_What you need to do_
What is the number of lines in the entries that include the word "滨州市城镇容貌和环境卫生管理条例"? Respond with the number only.

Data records
■ ■ ■ ■ ■

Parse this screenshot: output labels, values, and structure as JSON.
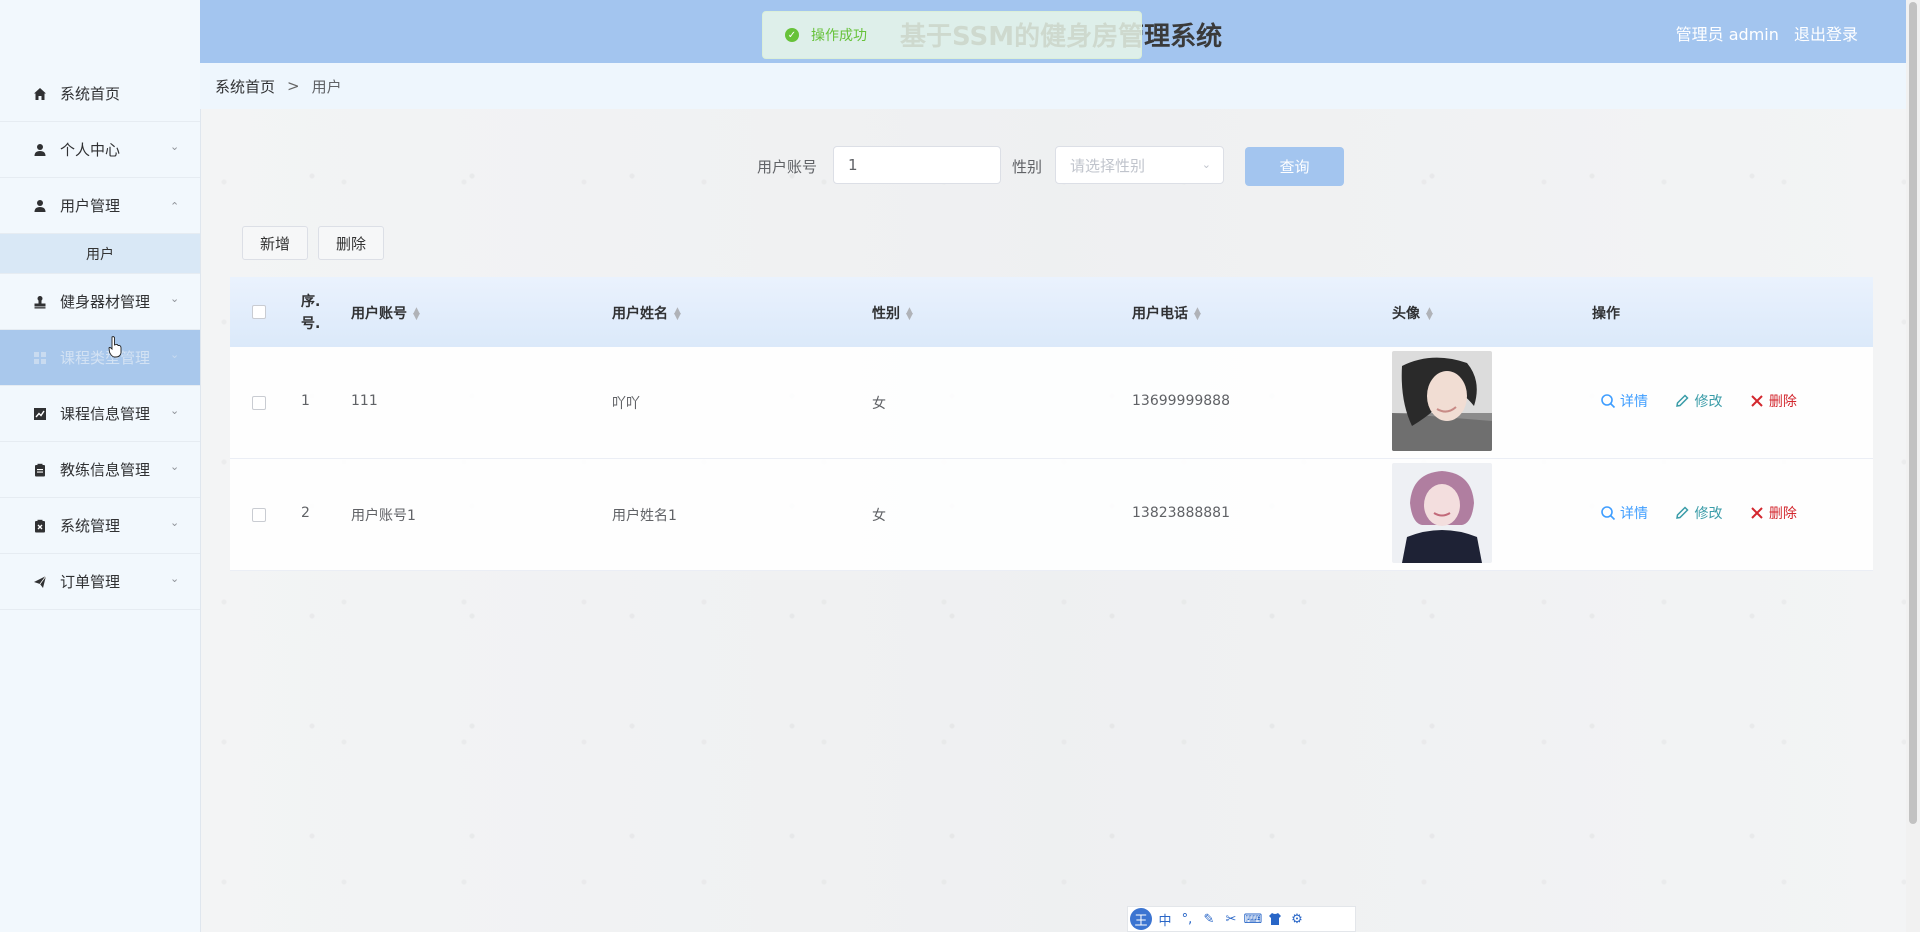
{
  "header": {
    "title": "基于SSM的健身房管理系统",
    "role": "管理员 admin",
    "logout": "退出登录",
    "toast": "操作成功"
  },
  "sidebar": {
    "items": [
      {
        "label": "系统首页",
        "icon": "home-icon"
      },
      {
        "label": "个人中心",
        "icon": "person-icon"
      },
      {
        "label": "用户管理",
        "icon": "person-icon"
      },
      {
        "label": "健身器材管理",
        "icon": "stamp-icon"
      },
      {
        "label": "课程类型管理",
        "icon": "grid-icon"
      },
      {
        "label": "课程信息管理",
        "icon": "chart-icon"
      },
      {
        "label": "教练信息管理",
        "icon": "clipboard-icon"
      },
      {
        "label": "系统管理",
        "icon": "clipboard-x-icon"
      },
      {
        "label": "订单管理",
        "icon": "send-icon"
      }
    ],
    "sub_user": "用户"
  },
  "breadcrumb": {
    "home": "系统首页",
    "sep": ">",
    "current": "用户"
  },
  "search": {
    "account_label": "用户账号",
    "account_value": "1",
    "gender_label": "性别",
    "gender_placeholder": "请选择性别",
    "query_button": "查询"
  },
  "toolbar": {
    "add": "新增",
    "delete": "删除"
  },
  "table": {
    "headers": {
      "index": "序.号.",
      "index_a": "序.",
      "index_b": "号.",
      "account": "用户账号",
      "name": "用户姓名",
      "gender": "性别",
      "phone": "用户电话",
      "avatar": "头像",
      "ops": "操作"
    },
    "rows": [
      {
        "index": "1",
        "account": "111",
        "name": "吖吖",
        "gender": "女",
        "phone": "13699999888"
      },
      {
        "index": "2",
        "account": "用户账号1",
        "name": "用户姓名1",
        "gender": "女",
        "phone": "13823888881"
      }
    ],
    "actions": {
      "detail": "详情",
      "edit": "修改",
      "remove": "删除"
    }
  },
  "ime": {
    "logo": "王",
    "mode": "中",
    "punct": "°,"
  },
  "colors": {
    "header": "#a3c5ef",
    "accent": "#409eff",
    "danger": "#d3272e",
    "success": "#67c23a"
  }
}
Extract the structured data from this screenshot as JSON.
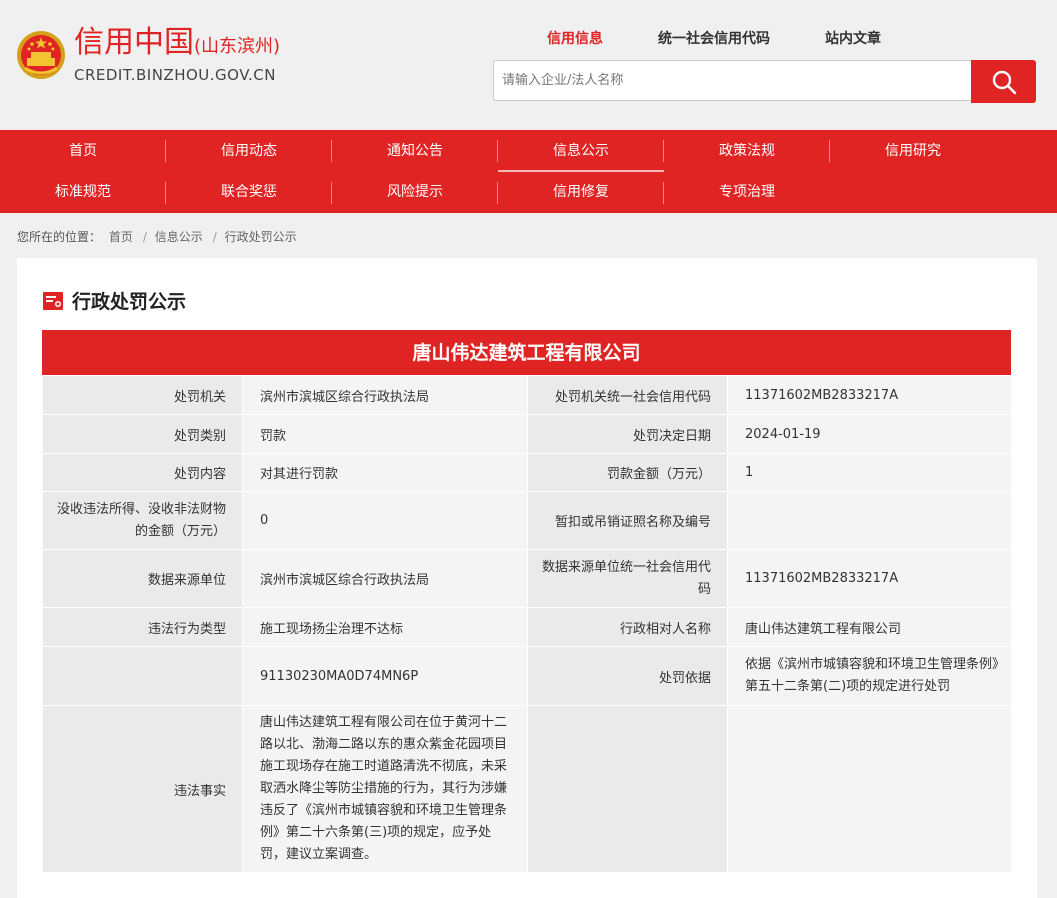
{
  "header": {
    "logo_main": "信用中国",
    "logo_region": "(山东滨州)",
    "logo_domain": "CREDIT.BINZHOU.GOV.CN",
    "top_tabs": [
      {
        "label": "信用信息",
        "active": true
      },
      {
        "label": "统一社会信用代码",
        "active": false
      },
      {
        "label": "站内文章",
        "active": false
      }
    ],
    "search_placeholder": "请输入企业/法人名称"
  },
  "nav": {
    "row1": [
      "首页",
      "信用动态",
      "通知公告",
      "信息公示",
      "政策法规",
      "信用研究"
    ],
    "row2": [
      "标准规范",
      "联合奖惩",
      "风险提示",
      "信用修复",
      "专项治理"
    ],
    "active": "信息公示"
  },
  "breadcrumb": {
    "prefix": "您所在的位置：",
    "items": [
      "首页",
      "信息公示",
      "行政处罚公示"
    ]
  },
  "panel": {
    "title": "行政处罚公示",
    "company": "唐山伟达建筑工程有限公司",
    "rows": [
      {
        "l1": "处罚机关",
        "v1": "滨州市滨城区综合行政执法局",
        "l2": "处罚机关统一社会信用代码",
        "v2": "11371602MB2833217A"
      },
      {
        "l1": "处罚类别",
        "v1": "罚款",
        "l2": "处罚决定日期",
        "v2": "2024-01-19"
      },
      {
        "l1": "处罚内容",
        "v1": "对其进行罚款",
        "l2": "罚款金额（万元）",
        "v2": "1"
      },
      {
        "l1": "没收违法所得、没收非法财物的金额（万元）",
        "v1": "0",
        "l2": "暂扣或吊销证照名称及编号",
        "v2": ""
      },
      {
        "l1": "数据来源单位",
        "v1": "滨州市滨城区综合行政执法局",
        "l2": "数据来源单位统一社会信用代码",
        "v2": "11371602MB2833217A"
      },
      {
        "l1": "违法行为类型",
        "v1": "施工现场扬尘治理不达标",
        "l2": "行政相对人名称",
        "v2": "唐山伟达建筑工程有限公司"
      },
      {
        "l1": "",
        "v1": "91130230MA0D74MN6P",
        "l2": "处罚依据",
        "v2": "依据《滨州市城镇容貌和环境卫生管理条例》第五十二条第(二)项的规定进行处罚"
      },
      {
        "l1": "违法事实",
        "v1": "唐山伟达建筑工程有限公司在位于黄河十二路以北、渤海二路以东的惠众紫金花园项目施工现场存在施工时道路清洗不彻底，未采取洒水降尘等防尘措施的行为，其行为涉嫌违反了《滨州市城镇容貌和环境卫生管理条例》第二十六条第(三)项的规定，应予处罚，建议立案调查。",
        "l2": "",
        "v2": ""
      }
    ]
  },
  "colors": {
    "brand_red": "#e02323",
    "label_bg": "#eaeaea",
    "value_bg": "#f4f4f4"
  },
  "icons": [
    "national-emblem-icon",
    "search-icon",
    "document-icon"
  ]
}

■ ■ ■ ■ ■

_Response_
2